Where a line of the material contains the string "chicken", copy that line.
--- begin Entries supplied ---
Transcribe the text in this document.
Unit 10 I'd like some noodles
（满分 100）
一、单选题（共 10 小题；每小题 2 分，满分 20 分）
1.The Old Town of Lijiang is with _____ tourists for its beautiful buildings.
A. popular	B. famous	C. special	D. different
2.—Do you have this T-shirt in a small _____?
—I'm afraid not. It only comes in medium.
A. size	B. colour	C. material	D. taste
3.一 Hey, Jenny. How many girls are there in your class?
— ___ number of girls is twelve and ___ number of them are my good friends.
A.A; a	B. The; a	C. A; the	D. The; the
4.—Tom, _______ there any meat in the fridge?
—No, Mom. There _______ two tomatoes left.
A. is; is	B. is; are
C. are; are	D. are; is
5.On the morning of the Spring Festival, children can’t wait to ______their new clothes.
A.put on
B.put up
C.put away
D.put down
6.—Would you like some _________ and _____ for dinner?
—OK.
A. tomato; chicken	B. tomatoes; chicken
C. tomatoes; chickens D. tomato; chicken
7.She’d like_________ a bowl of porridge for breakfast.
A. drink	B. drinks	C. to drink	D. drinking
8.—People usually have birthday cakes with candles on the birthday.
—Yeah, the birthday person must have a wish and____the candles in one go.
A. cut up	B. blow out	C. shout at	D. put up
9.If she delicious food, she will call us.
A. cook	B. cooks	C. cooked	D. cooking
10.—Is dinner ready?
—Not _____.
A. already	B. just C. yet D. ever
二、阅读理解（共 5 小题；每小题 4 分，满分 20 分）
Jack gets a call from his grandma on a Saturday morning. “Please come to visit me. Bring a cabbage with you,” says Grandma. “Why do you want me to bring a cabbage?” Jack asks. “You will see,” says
--- end Entries supplied ---
■ Response:
A. tomato; chicken	B. tomatoes; chicken
C. tomatoes; chickens D. tomato; chicken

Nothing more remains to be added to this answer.